>> BEGIN RECORDS FOR THE TASK

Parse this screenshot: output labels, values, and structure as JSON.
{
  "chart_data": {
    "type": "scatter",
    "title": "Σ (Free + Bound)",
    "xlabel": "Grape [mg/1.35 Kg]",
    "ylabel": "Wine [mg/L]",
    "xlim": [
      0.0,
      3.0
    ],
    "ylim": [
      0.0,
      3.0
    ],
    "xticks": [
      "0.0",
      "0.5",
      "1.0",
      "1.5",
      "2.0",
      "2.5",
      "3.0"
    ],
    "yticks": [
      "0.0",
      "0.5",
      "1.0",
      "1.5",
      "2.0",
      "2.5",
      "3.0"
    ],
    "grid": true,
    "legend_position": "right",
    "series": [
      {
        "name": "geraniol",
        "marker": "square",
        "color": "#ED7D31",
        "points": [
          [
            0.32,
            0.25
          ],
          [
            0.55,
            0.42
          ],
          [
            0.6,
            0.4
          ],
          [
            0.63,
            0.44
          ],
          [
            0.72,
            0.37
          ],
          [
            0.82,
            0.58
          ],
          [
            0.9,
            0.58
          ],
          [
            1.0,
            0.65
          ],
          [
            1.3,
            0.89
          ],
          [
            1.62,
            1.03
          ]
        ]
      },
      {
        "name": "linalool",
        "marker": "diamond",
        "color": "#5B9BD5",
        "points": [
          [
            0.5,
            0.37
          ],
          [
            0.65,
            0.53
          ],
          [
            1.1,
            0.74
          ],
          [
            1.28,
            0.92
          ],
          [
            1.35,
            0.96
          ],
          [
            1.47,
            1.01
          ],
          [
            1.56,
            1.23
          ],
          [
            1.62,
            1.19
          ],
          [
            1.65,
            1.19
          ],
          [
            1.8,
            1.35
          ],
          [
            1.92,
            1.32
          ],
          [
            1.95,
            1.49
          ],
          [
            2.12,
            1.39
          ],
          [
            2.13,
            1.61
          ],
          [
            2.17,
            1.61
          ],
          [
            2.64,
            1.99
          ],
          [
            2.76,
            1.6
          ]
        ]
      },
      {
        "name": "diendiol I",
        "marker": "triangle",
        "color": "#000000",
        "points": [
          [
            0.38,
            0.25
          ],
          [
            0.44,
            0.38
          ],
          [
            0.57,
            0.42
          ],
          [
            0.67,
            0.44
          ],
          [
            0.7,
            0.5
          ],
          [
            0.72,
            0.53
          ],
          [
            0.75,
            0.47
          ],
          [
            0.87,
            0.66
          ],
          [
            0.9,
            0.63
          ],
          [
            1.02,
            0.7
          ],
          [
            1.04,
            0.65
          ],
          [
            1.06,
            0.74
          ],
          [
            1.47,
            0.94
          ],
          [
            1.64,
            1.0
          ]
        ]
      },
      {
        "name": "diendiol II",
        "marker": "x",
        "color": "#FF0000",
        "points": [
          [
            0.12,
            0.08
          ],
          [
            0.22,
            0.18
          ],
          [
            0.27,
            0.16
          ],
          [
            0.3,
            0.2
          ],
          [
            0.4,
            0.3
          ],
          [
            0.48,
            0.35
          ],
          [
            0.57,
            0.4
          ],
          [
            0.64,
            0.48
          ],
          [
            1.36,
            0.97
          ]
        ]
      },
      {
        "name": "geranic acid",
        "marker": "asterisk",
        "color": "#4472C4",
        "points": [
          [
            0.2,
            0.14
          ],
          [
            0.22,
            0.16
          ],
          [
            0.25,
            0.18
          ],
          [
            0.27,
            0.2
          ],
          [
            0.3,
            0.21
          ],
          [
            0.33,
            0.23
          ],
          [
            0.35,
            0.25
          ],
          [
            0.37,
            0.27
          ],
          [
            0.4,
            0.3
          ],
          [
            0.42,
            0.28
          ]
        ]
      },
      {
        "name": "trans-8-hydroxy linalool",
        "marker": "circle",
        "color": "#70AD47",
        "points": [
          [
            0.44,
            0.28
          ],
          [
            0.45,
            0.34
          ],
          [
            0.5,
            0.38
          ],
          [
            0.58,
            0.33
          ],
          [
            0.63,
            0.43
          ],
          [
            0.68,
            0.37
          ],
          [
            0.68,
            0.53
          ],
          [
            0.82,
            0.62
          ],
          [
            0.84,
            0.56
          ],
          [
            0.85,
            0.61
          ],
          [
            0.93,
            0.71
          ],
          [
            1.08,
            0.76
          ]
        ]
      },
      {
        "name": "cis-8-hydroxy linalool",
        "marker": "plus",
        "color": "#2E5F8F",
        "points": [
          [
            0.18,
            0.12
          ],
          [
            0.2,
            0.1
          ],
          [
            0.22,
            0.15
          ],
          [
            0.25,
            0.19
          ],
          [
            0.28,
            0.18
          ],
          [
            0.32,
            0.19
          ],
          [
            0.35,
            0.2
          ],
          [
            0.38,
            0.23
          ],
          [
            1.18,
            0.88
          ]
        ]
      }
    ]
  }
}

>> END RECORDS FOR THE TASK

**STATED EXERCISE**
Repeat the whole listing exactly, keeping every line intact.

**RESULT OF THIS TASK**
Parse this screenshot: output labels, values, and structure as JSON.
{
  "chart_data": {
    "type": "scatter",
    "title": "Σ (Free + Bound)",
    "xlabel": "Grape [mg/1.35 Kg]",
    "ylabel": "Wine [mg/L]",
    "xlim": [
      0.0,
      3.0
    ],
    "ylim": [
      0.0,
      3.0
    ],
    "xticks": [
      "0.0",
      "0.5",
      "1.0",
      "1.5",
      "2.0",
      "2.5",
      "3.0"
    ],
    "yticks": [
      "0.0",
      "0.5",
      "1.0",
      "1.5",
      "2.0",
      "2.5",
      "3.0"
    ],
    "grid": true,
    "legend_position": "right",
    "series": [
      {
        "name": "geraniol",
        "marker": "square",
        "color": "#ED7D31",
        "points": [
          [
            0.32,
            0.25
          ],
          [
            0.55,
            0.42
          ],
          [
            0.6,
            0.4
          ],
          [
            0.63,
            0.44
          ],
          [
            0.72,
            0.37
          ],
          [
            0.82,
            0.58
          ],
          [
            0.9,
            0.58
          ],
          [
            1.0,
            0.65
          ],
          [
            1.3,
            0.89
          ],
          [
            1.62,
            1.03
          ]
        ]
      },
      {
        "name": "linalool",
        "marker": "diamond",
        "color": "#5B9BD5",
        "points": [
          [
            0.5,
            0.37
          ],
          [
            0.65,
            0.53
          ],
          [
            1.1,
            0.74
          ],
          [
            1.28,
            0.92
          ],
          [
            1.35,
            0.96
          ],
          [
            1.47,
            1.01
          ],
          [
            1.56,
            1.23
          ],
          [
            1.62,
            1.19
          ],
          [
            1.65,
            1.19
          ],
          [
            1.8,
            1.35
          ],
          [
            1.92,
            1.32
          ],
          [
            1.95,
            1.49
          ],
          [
            2.12,
            1.39
          ],
          [
            2.13,
            1.61
          ],
          [
            2.17,
            1.61
          ],
          [
            2.64,
            1.99
          ],
          [
            2.76,
            1.6
          ]
        ]
      },
      {
        "name": "diendiol I",
        "marker": "triangle",
        "color": "#000000",
        "points": [
          [
            0.38,
            0.25
          ],
          [
            0.44,
            0.38
          ],
          [
            0.57,
            0.42
          ],
          [
            0.67,
            0.44
          ],
          [
            0.7,
            0.5
          ],
          [
            0.72,
            0.53
          ],
          [
            0.75,
            0.47
          ],
          [
            0.87,
            0.66
          ],
          [
            0.9,
            0.63
          ],
          [
            1.02,
            0.7
          ],
          [
            1.04,
            0.65
          ],
          [
            1.06,
            0.74
          ],
          [
            1.47,
            0.94
          ],
          [
            1.64,
            1.0
          ]
        ]
      },
      {
        "name": "diendiol II",
        "marker": "x",
        "color": "#FF0000",
        "points": [
          [
            0.12,
            0.08
          ],
          [
            0.22,
            0.18
          ],
          [
            0.27,
            0.16
          ],
          [
            0.3,
            0.2
          ],
          [
            0.4,
            0.3
          ],
          [
            0.48,
            0.35
          ],
          [
            0.57,
            0.4
          ],
          [
            0.64,
            0.48
          ],
          [
            1.36,
            0.97
          ]
        ]
      },
      {
        "name": "geranic acid",
        "marker": "asterisk",
        "color": "#4472C4",
        "points": [
          [
            0.2,
            0.14
          ],
          [
            0.22,
            0.16
          ],
          [
            0.25,
            0.18
          ],
          [
            0.27,
            0.2
          ],
          [
            0.3,
            0.21
          ],
          [
            0.33,
            0.23
          ],
          [
            0.35,
            0.25
          ],
          [
            0.37,
            0.27
          ],
          [
            0.4,
            0.3
          ],
          [
            0.42,
            0.28
          ]
        ]
      },
      {
        "name": "trans-8-hydroxy linalool",
        "marker": "circle",
        "color": "#70AD47",
        "points": [
          [
            0.44,
            0.28
          ],
          [
            0.45,
            0.34
          ],
          [
            0.5,
            0.38
          ],
          [
            0.58,
            0.33
          ],
          [
            0.63,
            0.43
          ],
          [
            0.68,
            0.37
          ],
          [
            0.68,
            0.53
          ],
          [
            0.82,
            0.62
          ],
          [
            0.84,
            0.56
          ],
          [
            0.85,
            0.61
          ],
          [
            0.93,
            0.71
          ],
          [
            1.08,
            0.76
          ]
        ]
      },
      {
        "name": "cis-8-hydroxy linalool",
        "marker": "plus",
        "color": "#2E5F8F",
        "points": [
          [
            0.18,
            0.12
          ],
          [
            0.2,
            0.1
          ],
          [
            0.22,
            0.15
          ],
          [
            0.25,
            0.19
          ],
          [
            0.28,
            0.18
          ],
          [
            0.32,
            0.19
          ],
          [
            0.35,
            0.2
          ],
          [
            0.38,
            0.23
          ],
          [
            1.18,
            0.88
          ]
        ]
      }
    ]
  }
}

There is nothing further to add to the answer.